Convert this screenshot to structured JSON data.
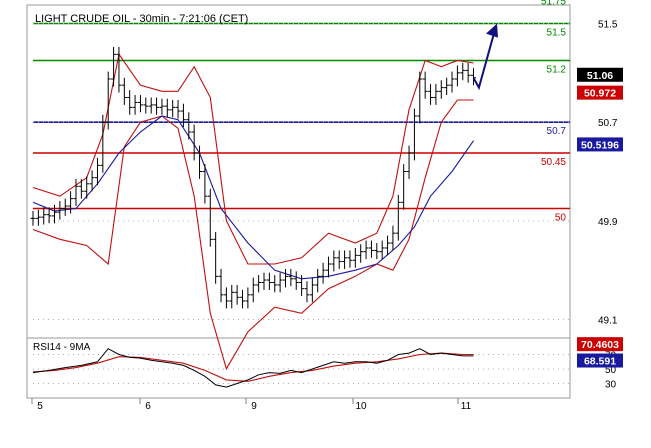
{
  "chart_data": [
    {
      "type": "line",
      "title": "LIGHT CRUDE OIL - 30min - 7:21:06 (CET)",
      "ylim": [
        48.95,
        51.65
      ],
      "x_labels": [
        "5",
        "6",
        "9",
        "10",
        "11"
      ],
      "y_ticks": [
        49.1,
        49.9,
        50.7,
        51.5
      ],
      "y_tick_labels": [
        "49.1",
        "49.9",
        "50.7",
        "51.5"
      ],
      "grid": false,
      "levels": [
        {
          "value": 51.75,
          "label": "51.75",
          "color": "#008800"
        },
        {
          "value": 51.5,
          "label": "51.5",
          "color": "#008800"
        },
        {
          "value": 51.2,
          "label": "51.2",
          "color": "#008800"
        },
        {
          "value": 50.7,
          "label": "50.7",
          "color": "#1a1aa0"
        },
        {
          "value": 50.45,
          "label": "50.45",
          "color": "#cc0000"
        },
        {
          "value": 50.0,
          "label": "50",
          "color": "#cc0000"
        }
      ],
      "badges": [
        {
          "label": "51.06",
          "value": 51.06,
          "bg": "#000000"
        },
        {
          "label": "50.972",
          "value": 50.972,
          "bg": "#cc0000"
        },
        {
          "label": "50.5196",
          "value": 50.5196,
          "bg": "#1a1aa0"
        }
      ],
      "price_series": [
        [
          0,
          49.92
        ],
        [
          1,
          49.93
        ],
        [
          2,
          49.95
        ],
        [
          3,
          49.94
        ],
        [
          4,
          49.97
        ],
        [
          5,
          50.0
        ],
        [
          6,
          50.02
        ],
        [
          7,
          50.08
        ],
        [
          8,
          50.18
        ],
        [
          9,
          50.14
        ],
        [
          10,
          50.2
        ],
        [
          11,
          50.25
        ],
        [
          12,
          50.35
        ],
        [
          13,
          50.7
        ],
        [
          14,
          51.05
        ],
        [
          15,
          51.25
        ],
        [
          16,
          51.0
        ],
        [
          17,
          50.9
        ],
        [
          18,
          50.82
        ],
        [
          19,
          50.86
        ],
        [
          20,
          50.84
        ],
        [
          21,
          50.83
        ],
        [
          22,
          50.84
        ],
        [
          23,
          50.82
        ],
        [
          24,
          50.83
        ],
        [
          25,
          50.8
        ],
        [
          26,
          50.82
        ],
        [
          27,
          50.79
        ],
        [
          28,
          50.72
        ],
        [
          29,
          50.62
        ],
        [
          30,
          50.45
        ],
        [
          31,
          50.3
        ],
        [
          32,
          50.1
        ],
        [
          33,
          49.75
        ],
        [
          34,
          49.45
        ],
        [
          35,
          49.3
        ],
        [
          36,
          49.25
        ],
        [
          37,
          49.32
        ],
        [
          38,
          49.28
        ],
        [
          39,
          49.25
        ],
        [
          40,
          49.3
        ],
        [
          41,
          49.38
        ],
        [
          42,
          49.4
        ],
        [
          43,
          49.42
        ],
        [
          44,
          49.4
        ],
        [
          45,
          49.38
        ],
        [
          46,
          49.42
        ],
        [
          47,
          49.45
        ],
        [
          48,
          49.43
        ],
        [
          49,
          49.4
        ],
        [
          50,
          49.35
        ],
        [
          51,
          49.3
        ],
        [
          52,
          49.38
        ],
        [
          53,
          49.45
        ],
        [
          54,
          49.5
        ],
        [
          55,
          49.55
        ],
        [
          56,
          49.6
        ],
        [
          57,
          49.57
        ],
        [
          58,
          49.6
        ],
        [
          59,
          49.58
        ],
        [
          60,
          49.62
        ],
        [
          61,
          49.65
        ],
        [
          62,
          49.68
        ],
        [
          63,
          49.66
        ],
        [
          64,
          49.65
        ],
        [
          65,
          49.68
        ],
        [
          66,
          49.72
        ],
        [
          67,
          49.8
        ],
        [
          68,
          50.05
        ],
        [
          69,
          50.3
        ],
        [
          70,
          50.45
        ],
        [
          71,
          50.75
        ],
        [
          72,
          51.05
        ],
        [
          73,
          50.95
        ],
        [
          74,
          50.9
        ],
        [
          75,
          50.95
        ],
        [
          76,
          50.98
        ],
        [
          77,
          51.0
        ],
        [
          78,
          51.05
        ],
        [
          79,
          51.1
        ],
        [
          80,
          51.12
        ],
        [
          81,
          51.08
        ],
        [
          82,
          51.06
        ]
      ],
      "bollinger_upper": [
        [
          0,
          50.17
        ],
        [
          5,
          50.1
        ],
        [
          10,
          50.25
        ],
        [
          13,
          50.6
        ],
        [
          16,
          51.25
        ],
        [
          20,
          51.0
        ],
        [
          24,
          50.95
        ],
        [
          27,
          50.95
        ],
        [
          30,
          51.15
        ],
        [
          33,
          50.9
        ],
        [
          36,
          49.9
        ],
        [
          40,
          49.55
        ],
        [
          45,
          49.55
        ],
        [
          50,
          49.6
        ],
        [
          55,
          49.8
        ],
        [
          60,
          49.72
        ],
        [
          64,
          49.8
        ],
        [
          67,
          50.1
        ],
        [
          70,
          50.8
        ],
        [
          73,
          51.2
        ],
        [
          76,
          51.15
        ],
        [
          79,
          51.2
        ],
        [
          82,
          51.18
        ]
      ],
      "bollinger_lower": [
        [
          0,
          49.83
        ],
        [
          5,
          49.75
        ],
        [
          10,
          49.7
        ],
        [
          14,
          49.55
        ],
        [
          17,
          50.5
        ],
        [
          20,
          50.7
        ],
        [
          24,
          50.75
        ],
        [
          27,
          50.65
        ],
        [
          30,
          50.1
        ],
        [
          33,
          49.15
        ],
        [
          36,
          48.7
        ],
        [
          40,
          49.0
        ],
        [
          45,
          49.2
        ],
        [
          50,
          49.15
        ],
        [
          55,
          49.35
        ],
        [
          60,
          49.45
        ],
        [
          64,
          49.55
        ],
        [
          67,
          49.5
        ],
        [
          70,
          49.75
        ],
        [
          73,
          50.25
        ],
        [
          76,
          50.7
        ],
        [
          79,
          50.88
        ],
        [
          82,
          50.88
        ]
      ],
      "moving_average": [
        [
          0,
          50.05
        ],
        [
          4,
          49.98
        ],
        [
          8,
          50.0
        ],
        [
          12,
          50.2
        ],
        [
          16,
          50.45
        ],
        [
          20,
          50.62
        ],
        [
          24,
          50.75
        ],
        [
          27,
          50.72
        ],
        [
          31,
          50.45
        ],
        [
          35,
          50.0
        ],
        [
          40,
          49.72
        ],
        [
          45,
          49.5
        ],
        [
          50,
          49.43
        ],
        [
          55,
          49.45
        ],
        [
          60,
          49.5
        ],
        [
          64,
          49.55
        ],
        [
          68,
          49.7
        ],
        [
          71,
          49.85
        ],
        [
          74,
          50.1
        ],
        [
          78,
          50.3
        ],
        [
          82,
          50.55
        ]
      ],
      "projection": [
        [
          82,
          51.06
        ],
        [
          83,
          50.98
        ],
        [
          86,
          51.45
        ]
      ]
    },
    {
      "type": "line",
      "title": "RSI14 - 9MA",
      "ylim": [
        10,
        90
      ],
      "y_ticks": [
        30,
        50,
        70
      ],
      "y_tick_labels": [
        "30",
        "50",
        "70"
      ],
      "badges": [
        {
          "label": "70.4603",
          "value": 70.4603,
          "bg": "#cc0000"
        },
        {
          "label": "68.591",
          "value": 68.591,
          "bg": "#1a1aa0"
        }
      ],
      "rsi_series": [
        [
          0,
          45
        ],
        [
          3,
          48
        ],
        [
          6,
          52
        ],
        [
          9,
          55
        ],
        [
          12,
          60
        ],
        [
          14,
          78
        ],
        [
          16,
          70
        ],
        [
          18,
          66
        ],
        [
          20,
          65
        ],
        [
          22,
          62
        ],
        [
          24,
          60
        ],
        [
          26,
          58
        ],
        [
          28,
          55
        ],
        [
          30,
          48
        ],
        [
          32,
          40
        ],
        [
          34,
          28
        ],
        [
          36,
          25
        ],
        [
          38,
          30
        ],
        [
          40,
          35
        ],
        [
          42,
          42
        ],
        [
          44,
          45
        ],
        [
          46,
          44
        ],
        [
          48,
          48
        ],
        [
          50,
          45
        ],
        [
          52,
          50
        ],
        [
          54,
          55
        ],
        [
          56,
          60
        ],
        [
          58,
          58
        ],
        [
          60,
          60
        ],
        [
          62,
          60
        ],
        [
          64,
          58
        ],
        [
          66,
          62
        ],
        [
          68,
          70
        ],
        [
          70,
          72
        ],
        [
          72,
          78
        ],
        [
          74,
          70
        ],
        [
          76,
          72
        ],
        [
          78,
          70
        ],
        [
          80,
          68
        ],
        [
          82,
          68
        ]
      ],
      "rsi_ma_series": [
        [
          0,
          46
        ],
        [
          4,
          48
        ],
        [
          8,
          52
        ],
        [
          12,
          58
        ],
        [
          16,
          67
        ],
        [
          20,
          66
        ],
        [
          24,
          62
        ],
        [
          28,
          58
        ],
        [
          32,
          48
        ],
        [
          36,
          35
        ],
        [
          40,
          33
        ],
        [
          44,
          40
        ],
        [
          48,
          45
        ],
        [
          52,
          48
        ],
        [
          56,
          54
        ],
        [
          60,
          58
        ],
        [
          64,
          60
        ],
        [
          68,
          64
        ],
        [
          72,
          70
        ],
        [
          76,
          72
        ],
        [
          80,
          70
        ],
        [
          82,
          70
        ]
      ]
    }
  ]
}
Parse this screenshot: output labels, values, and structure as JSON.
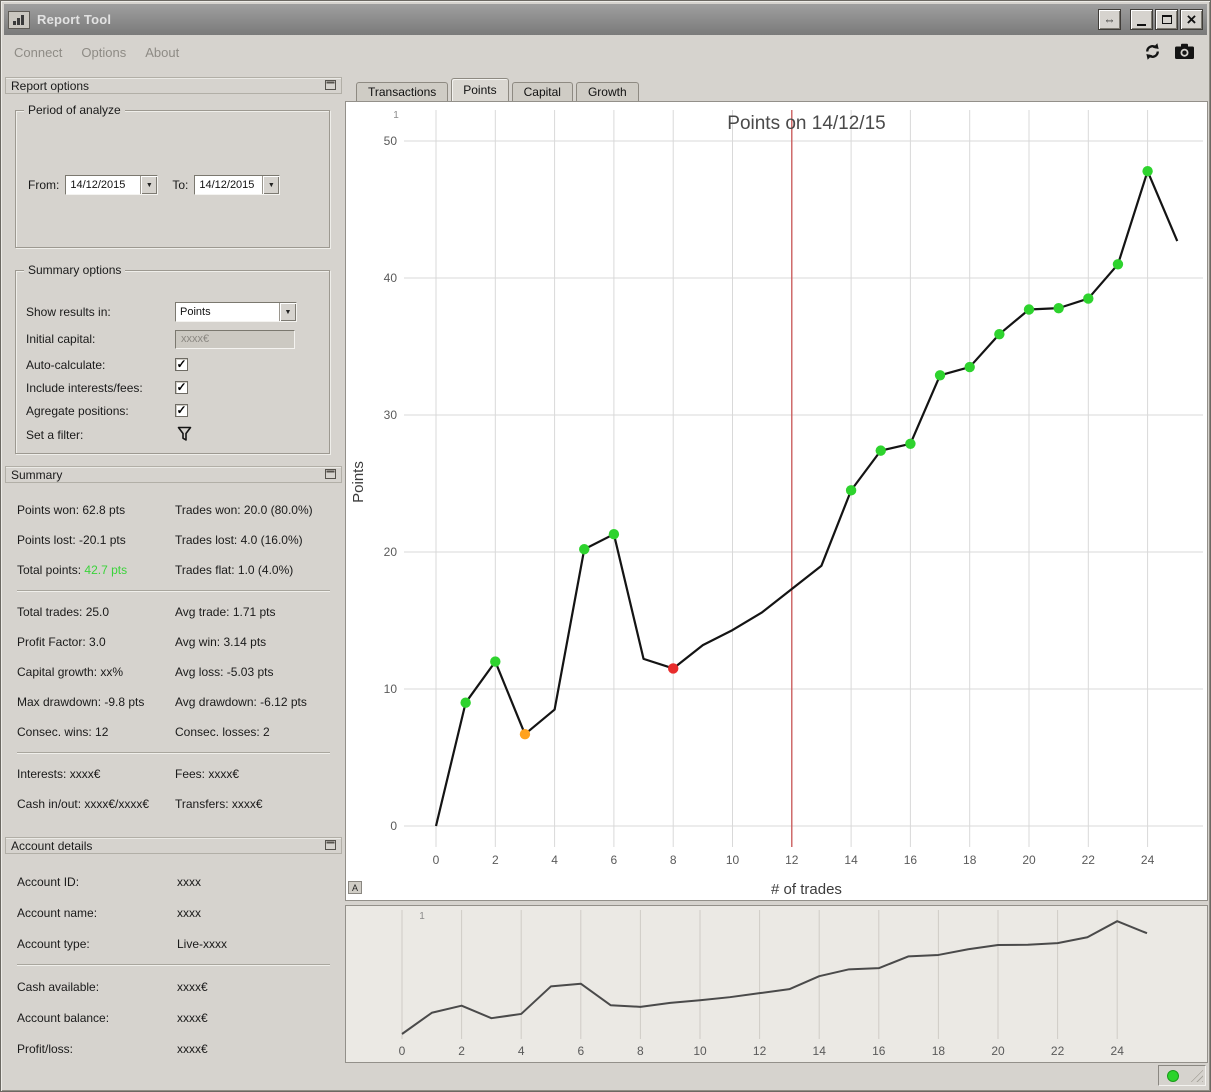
{
  "window": {
    "title": "Report Tool"
  },
  "icons": {
    "dock": "⇔",
    "close": "×",
    "dropdown": "▼",
    "check": "✓"
  },
  "menubar": {
    "items": [
      "Connect",
      "Options",
      "About"
    ]
  },
  "tabs": [
    {
      "label": "Transactions"
    },
    {
      "label": "Points"
    },
    {
      "label": "Capital"
    },
    {
      "label": "Growth"
    }
  ],
  "report_options": {
    "header": "Report options",
    "period": {
      "legend": "Period of analyze",
      "from_label": "From:",
      "from_value": "14/12/2015",
      "to_label": "To:",
      "to_value": "14/12/2015"
    },
    "summary_options": {
      "legend": "Summary options",
      "rows": [
        {
          "label": "Show results in:",
          "value": "Points"
        },
        {
          "label": "Initial capital:",
          "placeholder": "xxxx€"
        },
        {
          "label": "Auto-calculate:",
          "checked": true
        },
        {
          "label": "Include interests/fees:",
          "checked": true
        },
        {
          "label": "Agregate positions:",
          "checked": true
        },
        {
          "label": "Set a filter:"
        }
      ]
    }
  },
  "summary": {
    "header": "Summary",
    "group1": [
      {
        "left": "Points won: 62.8 pts",
        "right": "Trades won: 20.0 (80.0%)"
      },
      {
        "left": "Points lost: -20.1 pts",
        "right": "Trades lost: 4.0 (16.0%)"
      }
    ],
    "total_row": {
      "label": "Total points:",
      "value": "42.7 pts",
      "value_color": "#3bd33b",
      "right": "Trades flat: 1.0 (4.0%)"
    },
    "group2": [
      {
        "left": "Total trades: 25.0",
        "right": "Avg trade: 1.71 pts"
      },
      {
        "left": "Profit Factor: 3.0",
        "right": "Avg win: 3.14 pts"
      },
      {
        "left": "Capital growth: xx%",
        "right": "Avg loss: -5.03 pts"
      },
      {
        "left": "Max drawdown: -9.8 pts",
        "right": "Avg drawdown: -6.12 pts"
      },
      {
        "left": "Consec. wins: 12",
        "right": "Consec. losses: 2"
      }
    ],
    "group3": [
      {
        "left": "Interests: xxxx€",
        "right": "Fees: xxxx€"
      },
      {
        "left": "Cash in/out: xxxx€/xxxx€",
        "right": "Transfers: xxxx€"
      }
    ]
  },
  "account_details": {
    "header": "Account details",
    "rows_top": [
      {
        "label": "Account ID:",
        "value": "xxxx"
      },
      {
        "label": "Account name:",
        "value": "xxxx"
      },
      {
        "label": "Account type:",
        "value": "Live-xxxx"
      }
    ],
    "rows_bottom": [
      {
        "label": "Cash available:",
        "value": "xxxx€"
      },
      {
        "label": "Account balance:",
        "value": "xxxx€"
      },
      {
        "label": "Profit/loss:",
        "value": "xxxx€"
      }
    ]
  },
  "status": {
    "connection_color": "#2bd42b"
  },
  "chart_data": {
    "type": "line",
    "title": "Points on 14/12/15",
    "xlabel": "# of trades",
    "ylabel": "Points",
    "panel_label": "1",
    "autorange_label": "A",
    "x": [
      0,
      1,
      2,
      3,
      4,
      5,
      6,
      7,
      8,
      9,
      10,
      11,
      12,
      13,
      14,
      15,
      16,
      17,
      18,
      19,
      20,
      21,
      22,
      23,
      24,
      25
    ],
    "y": [
      0,
      9.0,
      12.0,
      6.7,
      8.5,
      20.2,
      21.3,
      12.2,
      11.5,
      13.2,
      14.3,
      15.6,
      17.3,
      19.0,
      24.5,
      27.4,
      27.9,
      32.9,
      33.5,
      35.9,
      37.7,
      37.8,
      38.5,
      41.0,
      47.8,
      42.7
    ],
    "markers": [
      {
        "x": 1,
        "color": "#2ed32e"
      },
      {
        "x": 2,
        "color": "#2ed32e"
      },
      {
        "x": 3,
        "color": "#ffa21f"
      },
      {
        "x": 5,
        "color": "#2ed32e"
      },
      {
        "x": 6,
        "color": "#2ed32e"
      },
      {
        "x": 8,
        "color": "#e82c2c"
      },
      {
        "x": 14,
        "color": "#2ed32e"
      },
      {
        "x": 15,
        "color": "#2ed32e"
      },
      {
        "x": 16,
        "color": "#2ed32e"
      },
      {
        "x": 17,
        "color": "#2ed32e"
      },
      {
        "x": 18,
        "color": "#2ed32e"
      },
      {
        "x": 19,
        "color": "#2ed32e"
      },
      {
        "x": 20,
        "color": "#2ed32e"
      },
      {
        "x": 21,
        "color": "#2ed32e"
      },
      {
        "x": 22,
        "color": "#2ed32e"
      },
      {
        "x": 23,
        "color": "#2ed32e"
      },
      {
        "x": 24,
        "color": "#2ed32e"
      }
    ],
    "xticks": [
      0,
      2,
      4,
      6,
      8,
      10,
      12,
      14,
      16,
      18,
      20,
      22,
      24
    ],
    "yticks": [
      0,
      10,
      20,
      30,
      40,
      50
    ],
    "xlim": [
      -1,
      26
    ],
    "ylim": [
      -1.6,
      52.2
    ],
    "vline_x": 12,
    "grid": true,
    "colors": {
      "line": "#141414",
      "grid": "#d9d9d9",
      "vline": "#c95555",
      "title": "#4a4a4a",
      "tick": "#5a5a5a",
      "axis_label": "#3c3c3c",
      "nav_line": "#4a4a4a",
      "nav_bg": "#ebe9e4",
      "nav_grid": "#cfccc6"
    },
    "navigator": {
      "panel_label": "1",
      "xticks": [
        0,
        2,
        4,
        6,
        8,
        10,
        12,
        14,
        16,
        18,
        20,
        22,
        24
      ]
    }
  }
}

AIM »
Identify the lines above with the word "legend". Copy them.

REPLY »
      "legend": "Period of analyze",
      "legend": "Summary options",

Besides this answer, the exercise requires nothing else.